◆ Passage
______________________________
Courtney Sippel

Personal information
- Full name: Courtney Grace Sippel
- Born: 27 April 2001 (age 25) Kingaroy, Queensland, Australia
- Batting: Left-handed
- Bowling: Right-arm medium
- Role: Bowler

Domestic team information
- 2019/20–2023/24: Brisbane Heat
- 2020/21–2024/25: Queensland
- 2024/25–present: Sydney Sixers
- 2025/26–present: Tasmanian Tigers

Career statistics
| Competition | WLA | WT20 |
| Matches | 49 | 61 |
| Runs scored | 296 | 65 |
| Batting average | 26.90 | 10.83 |
| 100s/50s | 0/2 | 0/0 |
| Top score | 54* | 17 |
| Balls bowled | 1,975 | 1,106 |
| Wickets | 68 | 51 |
| Bowling average | 25.00 | 27.66 |
| 5 wickets in innings | 0 | 0 |
| 10 wickets in match | 0 | 0 |
| Best bowling | 4/15 | 4/27 |
| Catches/stumpings | 17/– | 20/– |
- Source: CricketArchive, 10 October 2025

= Courtney Sippel =

Australian cricketer (born 2001)
______________________________
◆ Data records
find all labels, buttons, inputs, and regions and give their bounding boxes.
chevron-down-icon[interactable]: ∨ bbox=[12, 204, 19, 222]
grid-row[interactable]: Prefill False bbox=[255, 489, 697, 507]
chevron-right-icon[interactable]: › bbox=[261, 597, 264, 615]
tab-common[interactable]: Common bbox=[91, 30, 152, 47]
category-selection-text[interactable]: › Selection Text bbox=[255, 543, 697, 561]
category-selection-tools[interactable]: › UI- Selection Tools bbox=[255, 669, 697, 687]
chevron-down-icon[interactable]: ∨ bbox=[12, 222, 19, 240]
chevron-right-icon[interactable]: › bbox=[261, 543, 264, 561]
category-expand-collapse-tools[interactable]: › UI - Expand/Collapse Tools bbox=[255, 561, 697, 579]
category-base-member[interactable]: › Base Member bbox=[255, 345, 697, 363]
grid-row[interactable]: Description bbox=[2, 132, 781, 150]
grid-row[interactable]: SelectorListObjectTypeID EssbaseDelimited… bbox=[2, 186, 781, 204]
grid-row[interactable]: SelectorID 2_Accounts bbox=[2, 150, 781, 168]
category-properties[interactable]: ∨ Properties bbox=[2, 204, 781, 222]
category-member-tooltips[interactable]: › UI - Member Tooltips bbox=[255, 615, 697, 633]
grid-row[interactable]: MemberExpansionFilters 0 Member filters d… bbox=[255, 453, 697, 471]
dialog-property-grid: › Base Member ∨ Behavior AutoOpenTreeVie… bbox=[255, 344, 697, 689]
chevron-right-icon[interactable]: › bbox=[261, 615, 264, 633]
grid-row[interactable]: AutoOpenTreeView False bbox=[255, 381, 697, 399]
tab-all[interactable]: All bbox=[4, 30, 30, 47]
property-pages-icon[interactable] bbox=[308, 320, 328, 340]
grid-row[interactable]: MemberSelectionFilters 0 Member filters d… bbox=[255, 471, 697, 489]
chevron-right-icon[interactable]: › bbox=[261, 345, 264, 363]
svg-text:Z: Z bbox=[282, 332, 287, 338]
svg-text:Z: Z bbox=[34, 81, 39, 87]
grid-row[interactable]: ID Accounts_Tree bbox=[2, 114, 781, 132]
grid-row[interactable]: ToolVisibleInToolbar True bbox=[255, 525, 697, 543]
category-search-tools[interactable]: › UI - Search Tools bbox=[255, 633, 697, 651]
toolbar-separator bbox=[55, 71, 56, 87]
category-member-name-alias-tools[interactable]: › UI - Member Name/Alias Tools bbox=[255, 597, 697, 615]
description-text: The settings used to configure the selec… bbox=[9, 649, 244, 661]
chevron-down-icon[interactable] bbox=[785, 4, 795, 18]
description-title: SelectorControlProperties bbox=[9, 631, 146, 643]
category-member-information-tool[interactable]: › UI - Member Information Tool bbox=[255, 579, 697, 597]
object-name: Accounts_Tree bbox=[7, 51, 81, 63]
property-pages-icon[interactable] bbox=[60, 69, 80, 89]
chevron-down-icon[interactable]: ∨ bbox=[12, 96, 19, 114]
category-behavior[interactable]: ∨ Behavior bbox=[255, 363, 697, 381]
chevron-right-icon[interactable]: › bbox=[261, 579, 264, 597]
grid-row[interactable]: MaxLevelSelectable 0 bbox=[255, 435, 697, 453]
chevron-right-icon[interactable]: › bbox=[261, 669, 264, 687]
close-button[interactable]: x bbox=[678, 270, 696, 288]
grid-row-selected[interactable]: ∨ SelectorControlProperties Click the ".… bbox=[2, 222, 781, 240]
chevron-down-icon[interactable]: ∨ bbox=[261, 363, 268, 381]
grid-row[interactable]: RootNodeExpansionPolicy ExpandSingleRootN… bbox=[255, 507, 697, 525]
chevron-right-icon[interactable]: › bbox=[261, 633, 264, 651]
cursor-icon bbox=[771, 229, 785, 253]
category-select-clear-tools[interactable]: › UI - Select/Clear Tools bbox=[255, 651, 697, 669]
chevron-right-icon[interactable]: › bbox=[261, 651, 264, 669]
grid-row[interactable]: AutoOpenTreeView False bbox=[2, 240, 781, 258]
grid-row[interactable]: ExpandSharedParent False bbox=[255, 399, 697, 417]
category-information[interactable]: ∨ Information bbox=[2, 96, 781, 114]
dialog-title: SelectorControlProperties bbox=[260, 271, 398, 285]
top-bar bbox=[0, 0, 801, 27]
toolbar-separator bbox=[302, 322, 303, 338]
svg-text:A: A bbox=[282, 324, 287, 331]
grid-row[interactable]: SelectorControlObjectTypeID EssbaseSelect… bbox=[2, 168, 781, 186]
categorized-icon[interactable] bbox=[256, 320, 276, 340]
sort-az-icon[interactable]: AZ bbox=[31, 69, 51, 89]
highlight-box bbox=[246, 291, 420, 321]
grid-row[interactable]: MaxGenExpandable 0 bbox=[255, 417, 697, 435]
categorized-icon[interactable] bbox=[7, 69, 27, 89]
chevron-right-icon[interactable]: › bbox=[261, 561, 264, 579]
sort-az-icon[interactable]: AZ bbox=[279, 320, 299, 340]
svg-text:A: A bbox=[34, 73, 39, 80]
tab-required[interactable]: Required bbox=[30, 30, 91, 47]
______________________________
◆ Prompt
Write the next part of the Courtney Sippel profile, picking up right after its last line. The items have nothing to do with the Courtney Sippel profile.

◆ Expected answer
Courtney Grace Sippel (born 27 April 2001) is an Australian cricketer who plays as a right-arm medium bowler and left-handed batter for Tasmanian Tigers in the Women's National Cricket League (WNCL) and Sydney Sixers in the Women's Big Bash League (WBBL). She played in seven matches for Brisbane Heat in the 2020–21 Women's Big Bash League season. She made her Queensland debut on 30 January 2021 against the ACT Meteors.

In January 2022, Sippel was named in Australia's A squad for their series against England A, with the matches being played alongside the Women's Ashes.

Sippel joined Tasmanian Tigers for the 2025/26 Women's National Cricket League season.